* [EXERCISE REQUIREMENTS] Identify the lines containing the word "Protection". Copy each one.

* [Records from a data source]

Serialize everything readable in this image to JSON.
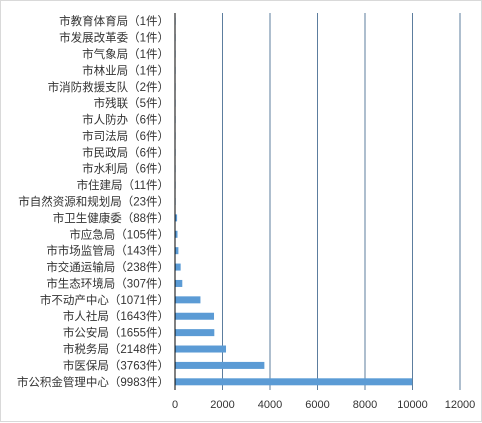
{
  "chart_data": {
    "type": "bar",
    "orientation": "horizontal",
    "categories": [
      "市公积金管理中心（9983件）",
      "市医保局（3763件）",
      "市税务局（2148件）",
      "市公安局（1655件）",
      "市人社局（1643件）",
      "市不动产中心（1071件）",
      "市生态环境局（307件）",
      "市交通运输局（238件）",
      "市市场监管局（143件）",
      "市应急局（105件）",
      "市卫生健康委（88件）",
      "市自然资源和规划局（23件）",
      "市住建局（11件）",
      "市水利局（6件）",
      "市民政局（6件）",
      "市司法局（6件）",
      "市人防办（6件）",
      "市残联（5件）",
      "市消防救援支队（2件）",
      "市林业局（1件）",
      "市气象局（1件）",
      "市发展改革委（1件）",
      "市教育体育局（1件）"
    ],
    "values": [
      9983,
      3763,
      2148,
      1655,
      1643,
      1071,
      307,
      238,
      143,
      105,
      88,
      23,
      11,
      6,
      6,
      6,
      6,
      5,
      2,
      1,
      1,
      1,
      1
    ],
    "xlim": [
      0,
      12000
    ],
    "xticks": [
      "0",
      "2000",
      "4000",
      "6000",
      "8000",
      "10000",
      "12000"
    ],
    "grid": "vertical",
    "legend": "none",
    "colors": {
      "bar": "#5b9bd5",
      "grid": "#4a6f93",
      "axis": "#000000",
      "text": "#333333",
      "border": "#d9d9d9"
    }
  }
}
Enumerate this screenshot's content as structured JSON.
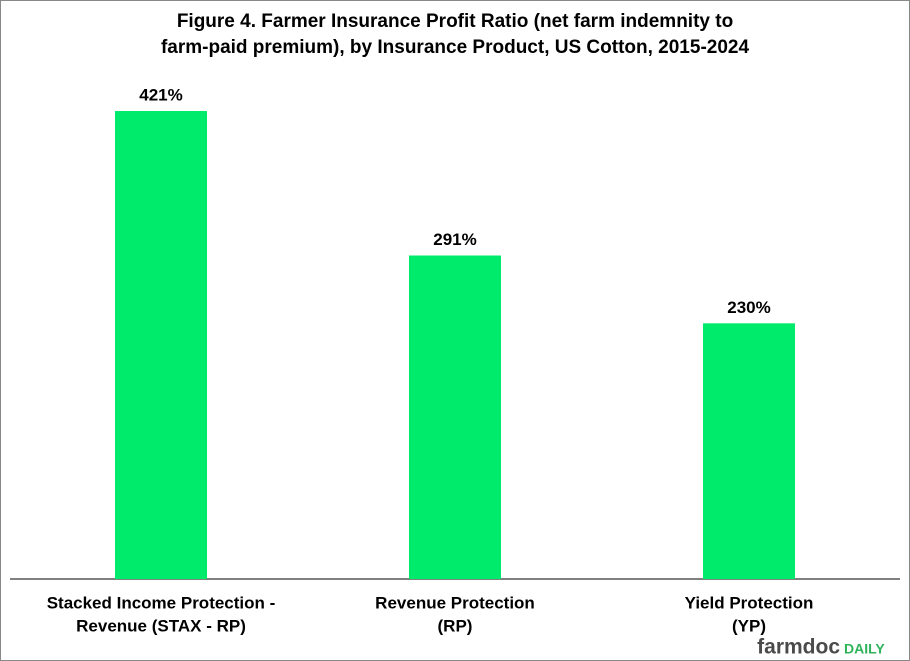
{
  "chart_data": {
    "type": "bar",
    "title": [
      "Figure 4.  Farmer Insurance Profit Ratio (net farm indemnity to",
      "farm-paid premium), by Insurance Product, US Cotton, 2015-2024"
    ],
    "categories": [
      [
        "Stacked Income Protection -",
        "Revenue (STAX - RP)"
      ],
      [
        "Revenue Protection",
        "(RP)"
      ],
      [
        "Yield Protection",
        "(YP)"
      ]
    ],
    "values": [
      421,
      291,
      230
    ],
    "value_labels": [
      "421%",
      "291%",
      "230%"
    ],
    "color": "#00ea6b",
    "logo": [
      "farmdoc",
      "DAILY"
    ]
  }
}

* [WRITTEN REPLY]
        "Stacked Income Protection -",
        "Revenue Protection",
        "Yield Protection",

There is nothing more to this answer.